[START SUPPLIED MATERIAL]
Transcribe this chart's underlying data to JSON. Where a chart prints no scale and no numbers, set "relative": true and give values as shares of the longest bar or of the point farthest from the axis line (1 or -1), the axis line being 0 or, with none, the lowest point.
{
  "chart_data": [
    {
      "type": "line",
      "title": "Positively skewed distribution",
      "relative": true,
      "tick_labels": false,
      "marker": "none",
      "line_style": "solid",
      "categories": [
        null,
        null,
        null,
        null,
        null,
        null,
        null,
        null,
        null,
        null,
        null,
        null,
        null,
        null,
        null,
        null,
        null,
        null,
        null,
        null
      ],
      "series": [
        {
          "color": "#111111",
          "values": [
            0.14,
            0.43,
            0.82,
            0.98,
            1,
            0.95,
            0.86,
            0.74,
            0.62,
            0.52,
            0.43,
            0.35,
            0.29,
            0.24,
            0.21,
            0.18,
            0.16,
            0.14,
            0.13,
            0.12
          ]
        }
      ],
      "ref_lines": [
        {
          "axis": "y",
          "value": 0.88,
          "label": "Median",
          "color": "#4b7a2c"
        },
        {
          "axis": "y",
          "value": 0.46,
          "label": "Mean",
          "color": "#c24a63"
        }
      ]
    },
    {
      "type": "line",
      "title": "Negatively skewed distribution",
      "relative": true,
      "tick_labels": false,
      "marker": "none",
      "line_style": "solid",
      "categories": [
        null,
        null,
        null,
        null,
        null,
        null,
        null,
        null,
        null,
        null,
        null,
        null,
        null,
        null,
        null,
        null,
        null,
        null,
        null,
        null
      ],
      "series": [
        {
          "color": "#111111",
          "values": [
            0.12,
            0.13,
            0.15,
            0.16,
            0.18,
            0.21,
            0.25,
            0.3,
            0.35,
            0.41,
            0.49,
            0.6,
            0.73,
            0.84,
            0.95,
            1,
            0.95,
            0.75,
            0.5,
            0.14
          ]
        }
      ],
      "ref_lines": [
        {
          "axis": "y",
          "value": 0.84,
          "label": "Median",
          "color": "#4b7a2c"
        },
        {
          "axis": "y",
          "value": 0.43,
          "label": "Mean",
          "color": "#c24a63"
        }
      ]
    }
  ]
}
[END SUPPLIED MATERIAL]
• WORK TO COMPLETE
Repeat each record in full; every line must match exactly.

• OUTPUT BELOW
Transcribe this chart's underlying data to JSON. Where a chart prints no scale and no numbers, set "relative": true and give values as shares of the longest bar or of the point farthest from the axis line (1 or -1), the axis line being 0 or, with none, the lowest point.
{
  "chart_data": [
    {
      "type": "line",
      "title": "Positively skewed distribution",
      "relative": true,
      "tick_labels": false,
      "marker": "none",
      "line_style": "solid",
      "categories": [
        null,
        null,
        null,
        null,
        null,
        null,
        null,
        null,
        null,
        null,
        null,
        null,
        null,
        null,
        null,
        null,
        null,
        null,
        null,
        null
      ],
      "series": [
        {
          "color": "#111111",
          "values": [
            0.14,
            0.43,
            0.82,
            0.98,
            1,
            0.95,
            0.86,
            0.74,
            0.62,
            0.52,
            0.43,
            0.35,
            0.29,
            0.24,
            0.21,
            0.18,
            0.16,
            0.14,
            0.13,
            0.12
          ]
        }
      ],
      "ref_lines": [
        {
          "axis": "y",
          "value": 0.88,
          "label": "Median",
          "color": "#4b7a2c"
        },
        {
          "axis": "y",
          "value": 0.46,
          "label": "Mean",
          "color": "#c24a63"
        }
      ]
    },
    {
      "type": "line",
      "title": "Negatively skewed distribution",
      "relative": true,
      "tick_labels": false,
      "marker": "none",
      "line_style": "solid",
      "categories": [
        null,
        null,
        null,
        null,
        null,
        null,
        null,
        null,
        null,
        null,
        null,
        null,
        null,
        null,
        null,
        null,
        null,
        null,
        null,
        null
      ],
      "series": [
        {
          "color": "#111111",
          "values": [
            0.12,
            0.13,
            0.15,
            0.16,
            0.18,
            0.21,
            0.25,
            0.3,
            0.35,
            0.41,
            0.49,
            0.6,
            0.73,
            0.84,
            0.95,
            1,
            0.95,
            0.75,
            0.5,
            0.14
          ]
        }
      ],
      "ref_lines": [
        {
          "axis": "y",
          "value": 0.84,
          "label": "Median",
          "color": "#4b7a2c"
        },
        {
          "axis": "y",
          "value": 0.43,
          "label": "Mean",
          "color": "#c24a63"
        }
      ]
    }
  ]
}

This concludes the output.